The graphic panels appeared to be printed on a metallic substrate then laminated with a protective film, or printed on the second side of a laminating film. The sheer number of graphic panels here was impressive.

Exploring Space — spelled out in acrylic dimensional letters, over a color-changing lightbox.

The large-scale images of extraterrestrial surfaces were striking as background murals. Area panels were front- and rear-printed on frosted acrylic, making effective use of the material’s depth. Graphics, especially the reader rail graphics, were cleanly designed with subtle textural details and interesting diagrams.

The Forces in Motion exhibit, about the power of the wind, magnets, and robotics, took advantage of its high ceilings: swaths of bold colors, supergraphic-sized type (FREEZE!), and huge vector diagrams on the walls.

There is a “design your own mag-lev (magnetic levitation) train” interactive which was a lot of fun.

--------------------

What you need to do
A. These questions concern the exhibit design text:
(i) What material were the area panels printed on?
(ii) What three subjects does the Forces in Motion exhibit cover?
(iii) What are the words "Exploring Space" spelled out in?
B. Could you resume the exhibit design text after its last sentence, the one about the mag-lev train interactive, and carry it on?
The data after this point is separate material and has nothing to do with the exhibit design text.

Records
--------------------

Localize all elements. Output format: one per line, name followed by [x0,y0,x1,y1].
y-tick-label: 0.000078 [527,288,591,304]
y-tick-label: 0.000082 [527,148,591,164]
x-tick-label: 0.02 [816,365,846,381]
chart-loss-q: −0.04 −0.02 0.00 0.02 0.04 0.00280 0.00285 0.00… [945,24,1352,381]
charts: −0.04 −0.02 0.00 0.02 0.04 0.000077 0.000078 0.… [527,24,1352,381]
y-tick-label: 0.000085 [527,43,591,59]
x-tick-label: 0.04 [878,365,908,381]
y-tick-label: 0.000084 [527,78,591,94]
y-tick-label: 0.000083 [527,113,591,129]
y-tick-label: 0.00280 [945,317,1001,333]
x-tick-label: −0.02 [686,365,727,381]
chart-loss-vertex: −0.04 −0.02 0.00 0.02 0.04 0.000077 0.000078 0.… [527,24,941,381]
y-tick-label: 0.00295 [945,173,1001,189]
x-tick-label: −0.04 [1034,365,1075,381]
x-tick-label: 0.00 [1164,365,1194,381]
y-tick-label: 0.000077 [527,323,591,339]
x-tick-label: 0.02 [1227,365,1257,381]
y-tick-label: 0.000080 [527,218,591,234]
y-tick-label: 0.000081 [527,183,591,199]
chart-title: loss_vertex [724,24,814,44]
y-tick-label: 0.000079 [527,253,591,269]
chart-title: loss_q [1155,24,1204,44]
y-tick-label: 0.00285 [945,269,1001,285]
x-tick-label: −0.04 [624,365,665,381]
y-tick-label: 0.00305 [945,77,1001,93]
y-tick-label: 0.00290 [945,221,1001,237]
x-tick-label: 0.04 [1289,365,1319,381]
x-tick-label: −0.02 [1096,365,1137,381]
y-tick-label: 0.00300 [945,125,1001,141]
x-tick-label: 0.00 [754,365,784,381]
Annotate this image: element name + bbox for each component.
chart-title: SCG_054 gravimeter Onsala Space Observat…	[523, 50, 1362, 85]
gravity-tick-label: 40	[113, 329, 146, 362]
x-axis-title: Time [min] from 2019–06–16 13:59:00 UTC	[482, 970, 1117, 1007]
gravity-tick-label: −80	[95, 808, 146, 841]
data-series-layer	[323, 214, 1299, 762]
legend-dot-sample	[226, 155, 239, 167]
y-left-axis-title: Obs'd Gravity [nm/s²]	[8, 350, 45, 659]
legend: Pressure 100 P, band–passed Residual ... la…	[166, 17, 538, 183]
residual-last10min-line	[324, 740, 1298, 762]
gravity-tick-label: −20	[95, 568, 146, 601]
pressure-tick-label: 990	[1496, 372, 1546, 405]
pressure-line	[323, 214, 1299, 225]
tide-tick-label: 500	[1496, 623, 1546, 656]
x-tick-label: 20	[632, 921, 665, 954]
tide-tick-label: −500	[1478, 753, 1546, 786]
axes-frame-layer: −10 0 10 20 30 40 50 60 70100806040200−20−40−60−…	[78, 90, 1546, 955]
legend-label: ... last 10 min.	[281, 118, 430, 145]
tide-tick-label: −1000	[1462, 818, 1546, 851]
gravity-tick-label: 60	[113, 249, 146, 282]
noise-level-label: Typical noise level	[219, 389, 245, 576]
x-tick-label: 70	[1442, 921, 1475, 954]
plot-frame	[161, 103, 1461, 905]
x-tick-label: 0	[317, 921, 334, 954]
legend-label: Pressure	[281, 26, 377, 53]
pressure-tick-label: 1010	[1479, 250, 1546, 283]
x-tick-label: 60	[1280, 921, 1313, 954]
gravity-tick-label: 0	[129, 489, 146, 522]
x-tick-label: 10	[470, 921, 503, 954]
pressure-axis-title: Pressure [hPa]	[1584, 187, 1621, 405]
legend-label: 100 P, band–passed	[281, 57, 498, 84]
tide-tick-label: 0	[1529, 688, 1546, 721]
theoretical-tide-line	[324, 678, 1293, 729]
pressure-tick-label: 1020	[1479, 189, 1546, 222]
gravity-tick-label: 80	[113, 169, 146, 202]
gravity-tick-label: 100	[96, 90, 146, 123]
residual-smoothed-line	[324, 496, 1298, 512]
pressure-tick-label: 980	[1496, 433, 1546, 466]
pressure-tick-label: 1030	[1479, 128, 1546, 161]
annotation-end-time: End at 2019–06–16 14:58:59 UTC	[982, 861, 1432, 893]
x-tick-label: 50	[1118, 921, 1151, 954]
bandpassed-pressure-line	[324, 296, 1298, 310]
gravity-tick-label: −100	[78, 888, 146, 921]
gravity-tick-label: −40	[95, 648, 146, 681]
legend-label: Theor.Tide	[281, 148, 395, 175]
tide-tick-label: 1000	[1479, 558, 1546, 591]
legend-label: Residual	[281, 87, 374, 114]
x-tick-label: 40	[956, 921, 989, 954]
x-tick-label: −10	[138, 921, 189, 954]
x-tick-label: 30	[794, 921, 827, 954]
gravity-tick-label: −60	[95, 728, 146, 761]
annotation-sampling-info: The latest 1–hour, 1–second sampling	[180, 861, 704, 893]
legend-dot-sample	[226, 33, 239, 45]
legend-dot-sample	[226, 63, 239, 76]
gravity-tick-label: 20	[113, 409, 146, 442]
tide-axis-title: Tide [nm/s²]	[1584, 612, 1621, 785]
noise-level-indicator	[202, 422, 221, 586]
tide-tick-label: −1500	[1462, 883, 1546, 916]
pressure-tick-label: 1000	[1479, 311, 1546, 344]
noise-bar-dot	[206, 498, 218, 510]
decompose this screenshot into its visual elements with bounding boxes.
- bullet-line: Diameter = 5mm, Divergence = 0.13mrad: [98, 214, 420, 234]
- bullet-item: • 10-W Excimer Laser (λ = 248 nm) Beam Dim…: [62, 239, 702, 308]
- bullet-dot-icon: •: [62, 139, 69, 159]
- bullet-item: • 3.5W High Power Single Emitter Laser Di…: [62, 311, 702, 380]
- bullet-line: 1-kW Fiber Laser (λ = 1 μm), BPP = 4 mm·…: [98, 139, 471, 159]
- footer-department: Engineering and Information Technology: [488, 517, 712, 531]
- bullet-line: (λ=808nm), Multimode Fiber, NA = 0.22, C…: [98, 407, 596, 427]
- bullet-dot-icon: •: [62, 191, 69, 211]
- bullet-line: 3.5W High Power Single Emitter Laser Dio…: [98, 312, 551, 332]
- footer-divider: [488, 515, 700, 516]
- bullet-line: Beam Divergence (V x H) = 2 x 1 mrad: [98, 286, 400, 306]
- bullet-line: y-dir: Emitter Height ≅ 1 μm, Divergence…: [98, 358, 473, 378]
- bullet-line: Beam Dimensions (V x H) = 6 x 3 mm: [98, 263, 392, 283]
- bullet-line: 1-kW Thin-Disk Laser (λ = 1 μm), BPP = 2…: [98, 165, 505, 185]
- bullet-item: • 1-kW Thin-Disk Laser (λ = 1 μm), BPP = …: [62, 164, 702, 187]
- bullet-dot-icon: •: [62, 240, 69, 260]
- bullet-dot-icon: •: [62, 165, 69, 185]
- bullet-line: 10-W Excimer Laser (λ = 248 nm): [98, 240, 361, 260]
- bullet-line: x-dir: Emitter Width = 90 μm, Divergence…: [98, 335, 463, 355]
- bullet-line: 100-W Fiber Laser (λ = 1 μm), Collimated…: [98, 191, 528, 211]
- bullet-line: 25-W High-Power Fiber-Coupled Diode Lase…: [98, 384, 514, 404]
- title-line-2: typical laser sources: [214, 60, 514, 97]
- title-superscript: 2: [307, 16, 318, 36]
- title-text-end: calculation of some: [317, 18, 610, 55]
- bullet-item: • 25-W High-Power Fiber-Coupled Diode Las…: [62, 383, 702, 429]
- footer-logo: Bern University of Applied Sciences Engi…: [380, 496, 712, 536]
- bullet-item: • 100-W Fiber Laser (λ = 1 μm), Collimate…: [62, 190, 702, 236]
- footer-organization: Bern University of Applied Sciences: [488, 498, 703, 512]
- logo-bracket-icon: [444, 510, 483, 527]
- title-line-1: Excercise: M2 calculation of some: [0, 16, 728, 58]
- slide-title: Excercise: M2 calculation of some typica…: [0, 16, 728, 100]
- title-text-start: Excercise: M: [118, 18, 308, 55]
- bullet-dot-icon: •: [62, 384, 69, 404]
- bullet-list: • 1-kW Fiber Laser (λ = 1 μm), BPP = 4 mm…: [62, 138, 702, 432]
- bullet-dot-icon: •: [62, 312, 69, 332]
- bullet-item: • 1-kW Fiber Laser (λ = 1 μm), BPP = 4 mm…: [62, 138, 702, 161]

--------------------

The replies
A.
(i) Frosted acrylic, printed on both front and rear.
(ii) The power of the wind, magnets, and robotics.
(iii) Acrylic dimensional letters, over a color-changing lightbox.

B.
The exhibits use low-energy lighting fixtures, which cuts their energy usage to 40% that of traditionally-lit exhibit spaces. It was too close to sensory-overload for my tastes, but if you’d like to engage with dozens of stellar exhibit interactives, you should take a trip here.

The exhibits were designed by Thinc Design (NY) and Jeff Kennedy & Associates (Boston), with many interaction designers: Snibbe Interactive, aesthetec, Boston Productions, Red Hill Studios, and I don't know who else (150+ interactives makes for a lot of interaction designers).